> _Records supplied_

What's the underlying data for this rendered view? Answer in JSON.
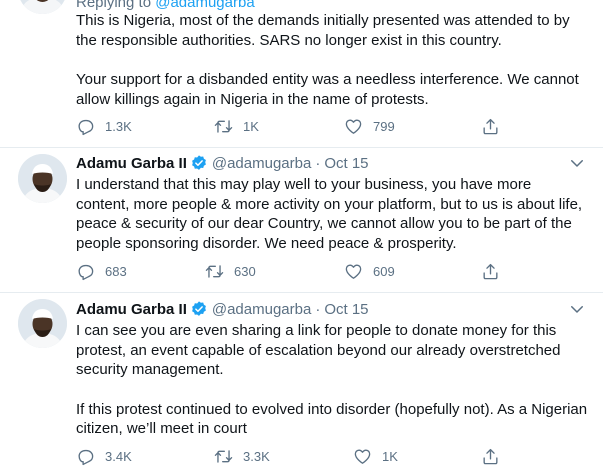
{
  "tweet1": {
    "replying_prefix": "Replying to",
    "replying_handle": "@adamugarba",
    "paragraph1": "This is Nigeria, most of the demands initially presented was attended to by the responsible authorities. SARS no longer exist in this country.",
    "paragraph2": "Your support for a disbanded entity was a needless interference. We cannot allow killings again in Nigeria in the name of protests.",
    "replies": "1.3K",
    "retweets": "1K",
    "likes": "799"
  },
  "tweet2": {
    "name": "Adamu Garba II",
    "handle": "@adamugarba",
    "separator": "·",
    "date": "Oct 15",
    "paragraph1": "I understand that this may play well to your business, you have more content, more people & more activity on your platform, but to us is about life, peace & security of our dear Country, we cannot allow you to be part of the people sponsoring disorder. We need peace & prosperity.",
    "replies": "683",
    "retweets": "630",
    "likes": "609"
  },
  "tweet3": {
    "name": "Adamu Garba II",
    "handle": "@adamugarba",
    "separator": "·",
    "date": "Oct 15",
    "paragraph1": "I can see you are even sharing a link for people to donate money for this protest, an event capable of escalation beyond our already overstretched security management.",
    "paragraph2": "If this protest continued to evolved into disorder (hopefully not). As a Nigerian citizen, we’ll meet in court",
    "replies": "3.4K",
    "retweets": "3.3K",
    "likes": "1K"
  },
  "colors": {
    "accent": "#1da1f2",
    "muted": "#5b7083",
    "separator": "#e6ecf0"
  },
  "icons": {
    "reply": "reply-icon",
    "retweet": "retweet-icon",
    "like": "heart-icon",
    "share": "share-icon",
    "verified": "verified-badge-icon",
    "more": "chevron-down-icon"
  }
}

> _The problem_
Leaving aside the images, write out the entries above word for word.

> _Answer to the exercise_
What's the underlying data for this rendered view? Answer in JSON.
{
  "tweet1": {
    "replying_prefix": "Replying to",
    "replying_handle": "@adamugarba",
    "paragraph1": "This is Nigeria, most of the demands initially presented was attended to by the responsible authorities. SARS no longer exist in this country.",
    "paragraph2": "Your support for a disbanded entity was a needless interference. We cannot allow killings again in Nigeria in the name of protests.",
    "replies": "1.3K",
    "retweets": "1K",
    "likes": "799"
  },
  "tweet2": {
    "name": "Adamu Garba II",
    "handle": "@adamugarba",
    "separator": "·",
    "date": "Oct 15",
    "paragraph1": "I understand that this may play well to your business, you have more content, more people & more activity on your platform, but to us is about life, peace & security of our dear Country, we cannot allow you to be part of the people sponsoring disorder. We need peace & prosperity.",
    "replies": "683",
    "retweets": "630",
    "likes": "609"
  },
  "tweet3": {
    "name": "Adamu Garba II",
    "handle": "@adamugarba",
    "separator": "·",
    "date": "Oct 15",
    "paragraph1": "I can see you are even sharing a link for people to donate money for this protest, an event capable of escalation beyond our already overstretched security management.",
    "paragraph2": "If this protest continued to evolved into disorder (hopefully not). As a Nigerian citizen, we’ll meet in court",
    "replies": "3.4K",
    "retweets": "3.3K",
    "likes": "1K"
  },
  "colors": {
    "accent": "#1da1f2",
    "muted": "#5b7083",
    "separator": "#e6ecf0"
  },
  "icons": {
    "reply": "reply-icon",
    "retweet": "retweet-icon",
    "like": "heart-icon",
    "share": "share-icon",
    "verified": "verified-badge-icon",
    "more": "chevron-down-icon"
  }
}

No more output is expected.